# Work to do:
Consider the data that follows and state how many lines contain the string "Vedenkulutusennuste", using the number alone.

Rows from a dataset:
━━━━

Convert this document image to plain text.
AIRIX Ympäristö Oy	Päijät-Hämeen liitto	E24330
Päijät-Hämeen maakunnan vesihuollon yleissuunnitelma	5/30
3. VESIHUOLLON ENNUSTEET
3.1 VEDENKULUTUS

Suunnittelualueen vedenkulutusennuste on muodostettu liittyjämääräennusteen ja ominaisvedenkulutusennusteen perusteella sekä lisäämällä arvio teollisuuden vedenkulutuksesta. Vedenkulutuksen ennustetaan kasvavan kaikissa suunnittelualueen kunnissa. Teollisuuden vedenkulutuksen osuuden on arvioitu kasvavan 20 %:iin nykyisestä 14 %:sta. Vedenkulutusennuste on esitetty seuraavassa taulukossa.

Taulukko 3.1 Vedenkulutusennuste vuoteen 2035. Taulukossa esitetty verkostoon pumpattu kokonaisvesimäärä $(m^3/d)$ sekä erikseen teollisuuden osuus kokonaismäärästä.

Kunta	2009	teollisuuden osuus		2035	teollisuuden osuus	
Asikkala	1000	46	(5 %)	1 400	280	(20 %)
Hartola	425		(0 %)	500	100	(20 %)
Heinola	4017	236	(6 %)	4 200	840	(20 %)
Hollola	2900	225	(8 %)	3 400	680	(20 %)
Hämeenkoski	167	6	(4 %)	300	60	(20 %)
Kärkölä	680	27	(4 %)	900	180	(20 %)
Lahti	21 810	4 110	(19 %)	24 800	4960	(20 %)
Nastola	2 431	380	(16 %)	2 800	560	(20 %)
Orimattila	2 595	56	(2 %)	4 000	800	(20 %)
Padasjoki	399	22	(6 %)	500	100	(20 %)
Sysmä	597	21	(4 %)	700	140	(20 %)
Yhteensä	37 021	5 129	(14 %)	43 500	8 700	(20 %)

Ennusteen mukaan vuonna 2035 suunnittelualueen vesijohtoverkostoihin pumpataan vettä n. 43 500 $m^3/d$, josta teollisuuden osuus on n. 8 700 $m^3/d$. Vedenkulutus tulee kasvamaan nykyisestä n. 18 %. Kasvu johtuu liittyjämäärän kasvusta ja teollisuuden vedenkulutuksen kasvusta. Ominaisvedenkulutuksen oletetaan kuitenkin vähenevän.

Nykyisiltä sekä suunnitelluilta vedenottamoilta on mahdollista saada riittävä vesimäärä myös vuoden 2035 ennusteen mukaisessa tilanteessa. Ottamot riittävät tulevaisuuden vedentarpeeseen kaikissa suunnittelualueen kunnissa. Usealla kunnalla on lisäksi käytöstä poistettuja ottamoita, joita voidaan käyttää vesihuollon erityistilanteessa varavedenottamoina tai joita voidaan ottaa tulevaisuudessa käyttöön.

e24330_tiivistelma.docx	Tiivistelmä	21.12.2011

━━━━

# The response:
2